_WHAT YOU HAVE TO DO_: The entries below should be output exactly as written.

_DATA FOR PROCESSING_:
........

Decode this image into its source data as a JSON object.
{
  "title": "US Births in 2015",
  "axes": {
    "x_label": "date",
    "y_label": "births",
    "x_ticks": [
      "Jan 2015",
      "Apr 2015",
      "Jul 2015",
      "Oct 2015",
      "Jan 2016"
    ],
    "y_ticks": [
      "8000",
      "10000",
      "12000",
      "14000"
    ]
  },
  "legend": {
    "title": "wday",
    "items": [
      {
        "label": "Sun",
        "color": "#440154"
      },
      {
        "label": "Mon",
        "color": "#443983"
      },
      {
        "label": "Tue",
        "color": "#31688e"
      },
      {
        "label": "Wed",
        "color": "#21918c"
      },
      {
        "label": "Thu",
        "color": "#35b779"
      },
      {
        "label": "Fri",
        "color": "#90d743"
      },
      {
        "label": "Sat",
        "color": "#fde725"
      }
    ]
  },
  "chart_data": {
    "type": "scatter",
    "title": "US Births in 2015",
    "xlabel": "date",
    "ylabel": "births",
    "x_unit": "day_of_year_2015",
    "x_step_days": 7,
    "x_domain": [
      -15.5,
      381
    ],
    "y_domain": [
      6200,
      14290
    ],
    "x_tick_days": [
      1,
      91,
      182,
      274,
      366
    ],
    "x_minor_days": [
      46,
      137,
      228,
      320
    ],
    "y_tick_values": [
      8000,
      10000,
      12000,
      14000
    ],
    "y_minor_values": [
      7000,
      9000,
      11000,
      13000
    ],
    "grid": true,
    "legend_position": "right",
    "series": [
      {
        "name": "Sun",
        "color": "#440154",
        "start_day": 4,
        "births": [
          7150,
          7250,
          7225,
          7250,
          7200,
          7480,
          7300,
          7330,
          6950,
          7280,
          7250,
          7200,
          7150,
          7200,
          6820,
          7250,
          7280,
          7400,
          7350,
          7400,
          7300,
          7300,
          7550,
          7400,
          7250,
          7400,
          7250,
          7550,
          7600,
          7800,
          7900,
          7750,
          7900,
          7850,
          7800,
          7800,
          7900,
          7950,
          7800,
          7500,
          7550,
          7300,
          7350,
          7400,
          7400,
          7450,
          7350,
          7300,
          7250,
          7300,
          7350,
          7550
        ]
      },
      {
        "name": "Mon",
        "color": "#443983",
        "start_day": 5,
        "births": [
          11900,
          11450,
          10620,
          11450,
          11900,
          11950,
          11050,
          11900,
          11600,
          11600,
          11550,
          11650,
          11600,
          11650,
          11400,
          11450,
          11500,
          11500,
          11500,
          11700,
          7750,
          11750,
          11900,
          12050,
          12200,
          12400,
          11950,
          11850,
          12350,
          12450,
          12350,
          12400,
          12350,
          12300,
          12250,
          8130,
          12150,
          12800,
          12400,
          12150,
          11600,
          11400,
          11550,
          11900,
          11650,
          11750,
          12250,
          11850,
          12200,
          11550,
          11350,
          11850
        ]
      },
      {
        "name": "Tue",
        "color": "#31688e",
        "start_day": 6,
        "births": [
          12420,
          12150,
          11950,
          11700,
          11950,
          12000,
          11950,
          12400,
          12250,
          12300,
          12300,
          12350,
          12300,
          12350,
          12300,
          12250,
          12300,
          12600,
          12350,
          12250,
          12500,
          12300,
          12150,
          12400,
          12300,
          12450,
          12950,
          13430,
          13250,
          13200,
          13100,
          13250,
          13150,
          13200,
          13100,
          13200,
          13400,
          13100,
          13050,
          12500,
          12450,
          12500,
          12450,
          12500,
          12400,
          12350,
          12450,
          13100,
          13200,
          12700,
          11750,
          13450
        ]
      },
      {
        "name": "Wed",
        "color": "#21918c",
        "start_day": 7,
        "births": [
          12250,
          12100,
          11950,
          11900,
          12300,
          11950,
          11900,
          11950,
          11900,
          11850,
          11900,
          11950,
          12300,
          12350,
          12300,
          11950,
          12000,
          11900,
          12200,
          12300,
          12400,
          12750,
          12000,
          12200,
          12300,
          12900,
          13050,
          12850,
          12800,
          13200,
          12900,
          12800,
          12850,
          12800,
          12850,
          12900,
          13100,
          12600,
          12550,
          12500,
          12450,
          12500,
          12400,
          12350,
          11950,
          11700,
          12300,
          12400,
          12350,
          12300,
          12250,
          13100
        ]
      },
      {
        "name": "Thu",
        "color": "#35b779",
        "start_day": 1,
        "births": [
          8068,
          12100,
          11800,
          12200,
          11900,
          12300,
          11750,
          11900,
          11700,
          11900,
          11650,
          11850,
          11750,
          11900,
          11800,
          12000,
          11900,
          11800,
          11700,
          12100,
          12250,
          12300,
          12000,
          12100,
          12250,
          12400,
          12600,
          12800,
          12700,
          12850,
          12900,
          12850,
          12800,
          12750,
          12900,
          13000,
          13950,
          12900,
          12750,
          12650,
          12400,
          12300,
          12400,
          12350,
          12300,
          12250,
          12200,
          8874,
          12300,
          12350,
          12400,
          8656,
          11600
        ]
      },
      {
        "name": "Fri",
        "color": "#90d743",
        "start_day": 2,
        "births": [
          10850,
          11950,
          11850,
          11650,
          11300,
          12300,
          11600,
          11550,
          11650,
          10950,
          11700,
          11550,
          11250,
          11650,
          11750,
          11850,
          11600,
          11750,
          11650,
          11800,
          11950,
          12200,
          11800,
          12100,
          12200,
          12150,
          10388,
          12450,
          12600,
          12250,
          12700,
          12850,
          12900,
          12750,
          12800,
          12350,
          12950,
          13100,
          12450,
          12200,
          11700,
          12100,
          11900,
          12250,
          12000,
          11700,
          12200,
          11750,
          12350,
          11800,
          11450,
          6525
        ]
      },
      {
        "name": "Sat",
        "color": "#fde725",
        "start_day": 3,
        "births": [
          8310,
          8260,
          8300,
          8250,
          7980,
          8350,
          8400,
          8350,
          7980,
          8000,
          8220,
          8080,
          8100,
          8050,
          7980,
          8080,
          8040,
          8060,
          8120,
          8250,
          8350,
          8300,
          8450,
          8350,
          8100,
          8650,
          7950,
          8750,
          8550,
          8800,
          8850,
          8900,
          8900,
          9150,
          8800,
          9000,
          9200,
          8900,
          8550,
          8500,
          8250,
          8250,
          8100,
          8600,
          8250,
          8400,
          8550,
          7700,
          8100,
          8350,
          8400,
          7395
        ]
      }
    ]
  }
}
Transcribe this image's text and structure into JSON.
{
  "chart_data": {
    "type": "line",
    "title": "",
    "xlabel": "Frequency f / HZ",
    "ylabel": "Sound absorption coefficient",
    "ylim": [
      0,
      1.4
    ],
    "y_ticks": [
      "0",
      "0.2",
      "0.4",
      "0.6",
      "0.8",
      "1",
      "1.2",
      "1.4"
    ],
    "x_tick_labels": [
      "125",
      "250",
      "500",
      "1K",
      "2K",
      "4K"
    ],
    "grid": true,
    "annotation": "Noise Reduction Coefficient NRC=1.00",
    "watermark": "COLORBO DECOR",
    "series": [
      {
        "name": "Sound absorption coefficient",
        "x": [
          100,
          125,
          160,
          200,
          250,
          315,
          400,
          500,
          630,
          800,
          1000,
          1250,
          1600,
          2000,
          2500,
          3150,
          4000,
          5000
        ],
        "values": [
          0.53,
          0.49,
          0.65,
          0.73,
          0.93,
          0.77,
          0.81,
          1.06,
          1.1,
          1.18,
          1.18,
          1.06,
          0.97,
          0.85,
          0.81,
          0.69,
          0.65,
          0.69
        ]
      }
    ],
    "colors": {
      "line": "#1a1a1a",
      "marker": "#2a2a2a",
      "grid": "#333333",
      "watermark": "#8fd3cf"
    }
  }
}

........

_SOLUTION FOR THIS TASK_:
Decode this image into its source data as a JSON object.
{
  "title": "US Births in 2015",
  "axes": {
    "x_label": "date",
    "y_label": "births",
    "x_ticks": [
      "Jan 2015",
      "Apr 2015",
      "Jul 2015",
      "Oct 2015",
      "Jan 2016"
    ],
    "y_ticks": [
      "8000",
      "10000",
      "12000",
      "14000"
    ]
  },
  "legend": {
    "title": "wday",
    "items": [
      {
        "label": "Sun",
        "color": "#440154"
      },
      {
        "label": "Mon",
        "color": "#443983"
      },
      {
        "label": "Tue",
        "color": "#31688e"
      },
      {
        "label": "Wed",
        "color": "#21918c"
      },
      {
        "label": "Thu",
        "color": "#35b779"
      },
      {
        "label": "Fri",
        "color": "#90d743"
      },
      {
        "label": "Sat",
        "color": "#fde725"
      }
    ]
  },
  "chart_data": {
    "type": "scatter",
    "title": "US Births in 2015",
    "xlabel": "date",
    "ylabel": "births",
    "x_unit": "day_of_year_2015",
    "x_step_days": 7,
    "x_domain": [
      -15.5,
      381
    ],
    "y_domain": [
      6200,
      14290
    ],
    "x_tick_days": [
      1,
      91,
      182,
      274,
      366
    ],
    "x_minor_days": [
      46,
      137,
      228,
      320
    ],
    "y_tick_values": [
      8000,
      10000,
      12000,
      14000
    ],
    "y_minor_values": [
      7000,
      9000,
      11000,
      13000
    ],
    "grid": true,
    "legend_position": "right",
    "series": [
      {
        "name": "Sun",
        "color": "#440154",
        "start_day": 4,
        "births": [
          7150,
          7250,
          7225,
          7250,
          7200,
          7480,
          7300,
          7330,
          6950,
          7280,
          7250,
          7200,
          7150,
          7200,
          6820,
          7250,
          7280,
          7400,
          7350,
          7400,
          7300,
          7300,
          7550,
          7400,
          7250,
          7400,
          7250,
          7550,
          7600,
          7800,
          7900,
          7750,
          7900,
          7850,
          7800,
          7800,
          7900,
          7950,
          7800,
          7500,
          7550,
          7300,
          7350,
          7400,
          7400,
          7450,
          7350,
          7300,
          7250,
          7300,
          7350,
          7550
        ]
      },
      {
        "name": "Mon",
        "color": "#443983",
        "start_day": 5,
        "births": [
          11900,
          11450,
          10620,
          11450,
          11900,
          11950,
          11050,
          11900,
          11600,
          11600,
          11550,
          11650,
          11600,
          11650,
          11400,
          11450,
          11500,
          11500,
          11500,
          11700,
          7750,
          11750,
          11900,
          12050,
          12200,
          12400,
          11950,
          11850,
          12350,
          12450,
          12350,
          12400,
          12350,
          12300,
          12250,
          8130,
          12150,
          12800,
          12400,
          12150,
          11600,
          11400,
          11550,
          11900,
          11650,
          11750,
          12250,
          11850,
          12200,
          11550,
          11350,
          11850
        ]
      },
      {
        "name": "Tue",
        "color": "#31688e",
        "start_day": 6,
        "births": [
          12420,
          12150,
          11950,
          11700,
          11950,
          12000,
          11950,
          12400,
          12250,
          12300,
          12300,
          12350,
          12300,
          12350,
          12300,
          12250,
          12300,
          12600,
          12350,
          12250,
          12500,
          12300,
          12150,
          12400,
          12300,
          12450,
          12950,
          13430,
          13250,
          13200,
          13100,
          13250,
          13150,
          13200,
          13100,
          13200,
          13400,
          13100,
          13050,
          12500,
          12450,
          12500,
          12450,
          12500,
          12400,
          12350,
          12450,
          13100,
          13200,
          12700,
          11750,
          13450
        ]
      },
      {
        "name": "Wed",
        "color": "#21918c",
        "start_day": 7,
        "births": [
          12250,
          12100,
          11950,
          11900,
          12300,
          11950,
          11900,
          11950,
          11900,
          11850,
          11900,
          11950,
          12300,
          12350,
          12300,
          11950,
          12000,
          11900,
          12200,
          12300,
          12400,
          12750,
          12000,
          12200,
          12300,
          12900,
          13050,
          12850,
          12800,
          13200,
          12900,
          12800,
          12850,
          12800,
          12850,
          12900,
          13100,
          12600,
          12550,
          12500,
          12450,
          12500,
          12400,
          12350,
          11950,
          11700,
          12300,
          12400,
          12350,
          12300,
          12250,
          13100
        ]
      },
      {
        "name": "Thu",
        "color": "#35b779",
        "start_day": 1,
        "births": [
          8068,
          12100,
          11800,
          12200,
          11900,
          12300,
          11750,
          11900,
          11700,
          11900,
          11650,
          11850,
          11750,
          11900,
          11800,
          12000,
          11900,
          11800,
          11700,
          12100,
          12250,
          12300,
          12000,
          12100,
          12250,
          12400,
          12600,
          12800,
          12700,
          12850,
          12900,
          12850,
          12800,
          12750,
          12900,
          13000,
          13950,
          12900,
          12750,
          12650,
          12400,
          12300,
          12400,
          12350,
          12300,
          12250,
          12200,
          8874,
          12300,
          12350,
          12400,
          8656,
          11600
        ]
      },
      {
        "name": "Fri",
        "color": "#90d743",
        "start_day": 2,
        "births": [
          10850,
          11950,
          11850,
          11650,
          11300,
          12300,
          11600,
          11550,
          11650,
          10950,
          11700,
          11550,
          11250,
          11650,
          11750,
          11850,
          11600,
          11750,
          11650,
          11800,
          11950,
          12200,
          11800,
          12100,
          12200,
          12150,
          10388,
          12450,
          12600,
          12250,
          12700,
          12850,
          12900,
          12750,
          12800,
          12350,
          12950,
          13100,
          12450,
          12200,
          11700,
          12100,
          11900,
          12250,
          12000,
          11700,
          12200,
          11750,
          12350,
          11800,
          11450,
          6525
        ]
      },
      {
        "name": "Sat",
        "color": "#fde725",
        "start_day": 3,
        "births": [
          8310,
          8260,
          8300,
          8250,
          7980,
          8350,
          8400,
          8350,
          7980,
          8000,
          8220,
          8080,
          8100,
          8050,
          7980,
          8080,
          8040,
          8060,
          8120,
          8250,
          8350,
          8300,
          8450,
          8350,
          8100,
          8650,
          7950,
          8750,
          8550,
          8800,
          8850,
          8900,
          8900,
          9150,
          8800,
          9000,
          9200,
          8900,
          8550,
          8500,
          8250,
          8250,
          8100,
          8600,
          8250,
          8400,
          8550,
          7700,
          8100,
          8350,
          8400,
          7395
        ]
      }
    ]
  }
}
Transcribe this image's text and structure into JSON.
{
  "chart_data": {
    "type": "line",
    "title": "",
    "xlabel": "Frequency f / HZ",
    "ylabel": "Sound absorption coefficient",
    "ylim": [
      0,
      1.4
    ],
    "y_ticks": [
      "0",
      "0.2",
      "0.4",
      "0.6",
      "0.8",
      "1",
      "1.2",
      "1.4"
    ],
    "x_tick_labels": [
      "125",
      "250",
      "500",
      "1K",
      "2K",
      "4K"
    ],
    "grid": true,
    "annotation": "Noise Reduction Coefficient NRC=1.00",
    "watermark": "COLORBO DECOR",
    "series": [
      {
        "name": "Sound absorption coefficient",
        "x": [
          100,
          125,
          160,
          200,
          250,
          315,
          400,
          500,
          630,
          800,
          1000,
          1250,
          1600,
          2000,
          2500,
          3150,
          4000,
          5000
        ],
        "values": [
          0.53,
          0.49,
          0.65,
          0.73,
          0.93,
          0.77,
          0.81,
          1.06,
          1.1,
          1.18,
          1.18,
          1.06,
          0.97,
          0.85,
          0.81,
          0.69,
          0.65,
          0.69
        ]
      }
    ],
    "colors": {
      "line": "#1a1a1a",
      "marker": "#2a2a2a",
      "grid": "#333333",
      "watermark": "#8fd3cf"
    }
  }
}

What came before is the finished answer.